- Born: Elizabeth Sondra Schwartz
- Education: Columbia University Boston University
- Occupation: Journalist
- Spouse: Tal Cohen
- Children: 4

= Elizabeth Cohen =

American television news journalist

Elizabeth Cohen (born Elizabeth Sondra Schwartz) is an American television news journalist for CNN. She is the channel's senior medical correspondent and appears on various programs.

==Early life==
She was born Elizabeth Sondra Schwartz, the daughter of Sheila Fay (née Gopen) and Charles A. "Chuck" Schwartz. Her father was a physician. She has two sisters and a brother: Pamela Fay Cohen, Julia Molly Healy, and David Ansin Schwartz and was raised in Needham, Massachusetts. She is of Jewish descent. Cohen attended Columbia College, and graduated in 1987 with a bachelor's degree in history. In 1992, she graduated with a master's degree in public health from Boston University. She has received outstanding alumna awards from both colleges.

==Career==
Cohen worked at WLVI in Boston as associate producer of environmental program Green Watch. She also worked as a reporter for States News Service in Washington, DC and for The Times Union in Albany, New York. Cohen joined CNN in 1991. She focuses on health-related issues and has reported from a medical angle on major news stories including the Gulf oil spill, the 2010 Haiti earthquake and Hurricane Katrina. She is currently senior medical correspondent for CNN's Health, Medical and Wellness unit.

==Awards==
Cohen won a Hearst Award during her time at the Times Union. She won a Sigma Delta Chi Award from the Society of Professional Journalists and a National Headliner Award for the feature "A Lesson Before Dying" in 2006. She was honored by the Newswomen's Club of New York, the New York Association of Black Journalists for the feature "African-Americans and Bone Marrow Transplants", and the Mental Health America Media Awards in 2007 for her reporting work. She won a Gracie Award in 2008 for the feature "Where’s Molly?"

She contributed to CNN's Emmy Award-winning coverage of Hurricane Katrina and the September 11 attacks.

==Works==
She published a book titled The Empowered Patient in 2010.

==Personal life==
She is married to Israeli-born entrepreneur Tal Cohen; they have four daughters.

> _Document layout detection data_:
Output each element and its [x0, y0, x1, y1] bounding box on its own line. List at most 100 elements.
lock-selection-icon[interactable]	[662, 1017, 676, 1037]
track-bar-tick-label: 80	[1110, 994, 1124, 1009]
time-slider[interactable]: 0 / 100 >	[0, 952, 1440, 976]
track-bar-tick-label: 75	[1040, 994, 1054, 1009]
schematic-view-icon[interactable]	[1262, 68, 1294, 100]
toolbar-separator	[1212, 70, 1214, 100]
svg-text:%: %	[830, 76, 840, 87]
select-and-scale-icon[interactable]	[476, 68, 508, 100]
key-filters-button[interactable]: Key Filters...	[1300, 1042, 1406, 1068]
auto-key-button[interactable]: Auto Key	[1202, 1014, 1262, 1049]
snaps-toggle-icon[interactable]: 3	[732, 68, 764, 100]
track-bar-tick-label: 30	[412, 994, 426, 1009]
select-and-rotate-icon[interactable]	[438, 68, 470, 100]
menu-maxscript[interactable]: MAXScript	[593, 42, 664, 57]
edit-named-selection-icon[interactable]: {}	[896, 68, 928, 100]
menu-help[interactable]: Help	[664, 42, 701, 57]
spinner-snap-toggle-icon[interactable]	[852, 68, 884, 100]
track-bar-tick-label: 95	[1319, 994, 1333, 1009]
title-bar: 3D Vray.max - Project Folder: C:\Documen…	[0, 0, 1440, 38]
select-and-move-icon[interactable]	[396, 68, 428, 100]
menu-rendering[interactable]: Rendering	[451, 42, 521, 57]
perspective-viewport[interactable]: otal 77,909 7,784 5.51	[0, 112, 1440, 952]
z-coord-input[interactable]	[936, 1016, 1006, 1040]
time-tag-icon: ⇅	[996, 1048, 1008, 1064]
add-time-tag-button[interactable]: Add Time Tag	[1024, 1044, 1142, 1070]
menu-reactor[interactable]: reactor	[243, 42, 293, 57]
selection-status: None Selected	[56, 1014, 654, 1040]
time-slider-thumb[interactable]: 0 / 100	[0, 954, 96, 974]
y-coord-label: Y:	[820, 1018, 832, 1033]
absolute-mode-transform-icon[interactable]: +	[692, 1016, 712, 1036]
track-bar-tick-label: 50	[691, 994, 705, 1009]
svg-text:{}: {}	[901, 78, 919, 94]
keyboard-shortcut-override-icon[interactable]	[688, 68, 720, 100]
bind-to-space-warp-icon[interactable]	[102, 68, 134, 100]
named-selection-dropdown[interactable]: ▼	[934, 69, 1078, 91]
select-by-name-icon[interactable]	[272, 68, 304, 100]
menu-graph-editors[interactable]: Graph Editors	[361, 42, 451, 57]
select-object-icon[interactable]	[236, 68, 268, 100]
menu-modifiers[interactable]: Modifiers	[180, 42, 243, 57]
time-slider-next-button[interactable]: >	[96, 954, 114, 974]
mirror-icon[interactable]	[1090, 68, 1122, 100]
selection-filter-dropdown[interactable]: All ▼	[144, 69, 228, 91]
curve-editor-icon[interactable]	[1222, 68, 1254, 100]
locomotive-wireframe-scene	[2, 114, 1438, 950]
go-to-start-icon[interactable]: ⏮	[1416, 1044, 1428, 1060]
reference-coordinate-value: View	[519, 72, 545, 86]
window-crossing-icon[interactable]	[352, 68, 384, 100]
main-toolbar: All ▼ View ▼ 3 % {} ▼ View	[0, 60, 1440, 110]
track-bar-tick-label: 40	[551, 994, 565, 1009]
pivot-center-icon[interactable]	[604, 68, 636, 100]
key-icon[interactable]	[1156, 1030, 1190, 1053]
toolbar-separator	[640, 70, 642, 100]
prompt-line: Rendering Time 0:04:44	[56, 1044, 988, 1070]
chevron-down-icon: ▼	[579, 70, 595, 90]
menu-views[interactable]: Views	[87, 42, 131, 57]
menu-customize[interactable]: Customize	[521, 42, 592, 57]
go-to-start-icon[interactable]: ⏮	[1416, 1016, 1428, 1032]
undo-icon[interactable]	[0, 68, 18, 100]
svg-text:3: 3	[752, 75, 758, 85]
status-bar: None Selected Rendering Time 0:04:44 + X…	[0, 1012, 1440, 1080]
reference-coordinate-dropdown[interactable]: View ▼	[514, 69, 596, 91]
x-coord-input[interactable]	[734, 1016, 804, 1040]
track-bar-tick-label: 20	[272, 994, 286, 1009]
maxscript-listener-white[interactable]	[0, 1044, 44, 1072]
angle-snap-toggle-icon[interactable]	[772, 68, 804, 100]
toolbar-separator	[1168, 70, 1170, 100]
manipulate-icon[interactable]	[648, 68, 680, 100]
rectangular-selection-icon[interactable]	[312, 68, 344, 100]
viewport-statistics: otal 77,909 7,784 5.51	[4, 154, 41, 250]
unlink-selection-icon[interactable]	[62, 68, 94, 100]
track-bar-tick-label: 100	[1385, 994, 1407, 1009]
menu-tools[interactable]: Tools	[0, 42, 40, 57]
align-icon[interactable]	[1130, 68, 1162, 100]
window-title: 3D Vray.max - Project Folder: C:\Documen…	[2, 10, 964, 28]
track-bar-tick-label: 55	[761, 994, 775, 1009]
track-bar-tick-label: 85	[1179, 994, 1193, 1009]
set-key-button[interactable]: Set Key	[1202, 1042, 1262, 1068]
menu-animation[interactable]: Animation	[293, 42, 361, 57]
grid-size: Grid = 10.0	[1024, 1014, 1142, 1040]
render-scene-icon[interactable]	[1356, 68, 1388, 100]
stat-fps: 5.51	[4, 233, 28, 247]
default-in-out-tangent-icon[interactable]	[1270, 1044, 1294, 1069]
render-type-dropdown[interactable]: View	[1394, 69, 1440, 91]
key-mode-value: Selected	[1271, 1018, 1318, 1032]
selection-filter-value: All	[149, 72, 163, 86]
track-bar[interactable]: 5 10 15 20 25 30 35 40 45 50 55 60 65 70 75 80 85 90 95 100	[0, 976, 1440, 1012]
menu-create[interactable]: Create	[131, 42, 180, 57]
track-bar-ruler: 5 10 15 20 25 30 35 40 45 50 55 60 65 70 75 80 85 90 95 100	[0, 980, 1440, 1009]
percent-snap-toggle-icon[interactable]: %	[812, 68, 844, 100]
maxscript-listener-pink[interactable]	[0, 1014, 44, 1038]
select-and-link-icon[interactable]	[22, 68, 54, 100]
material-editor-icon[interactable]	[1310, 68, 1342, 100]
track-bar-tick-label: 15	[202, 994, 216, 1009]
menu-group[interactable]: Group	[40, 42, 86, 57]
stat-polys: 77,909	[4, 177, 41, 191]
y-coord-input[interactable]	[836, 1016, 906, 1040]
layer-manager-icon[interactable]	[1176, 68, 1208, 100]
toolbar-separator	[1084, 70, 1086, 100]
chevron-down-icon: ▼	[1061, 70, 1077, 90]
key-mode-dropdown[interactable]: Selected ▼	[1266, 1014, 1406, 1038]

> _What to do_: Can you retype the Elizabeth Cohen profile word for word, between "- Born: Elizabeth" and "on various programs.", inclusive? These records were drawn from a separate source.

> _Task response_:
- Born: Elizabeth Sondra Schwartz
- Education: Columbia University Boston University
- Occupation: Journalist
- Spouse: Tal Cohen
- Children: 4

= Elizabeth Cohen =

American television news journalist

Elizabeth Cohen (born Elizabeth Sondra Schwartz) is an American television news journalist for CNN. She is the channel's senior medical correspondent and appears on various programs.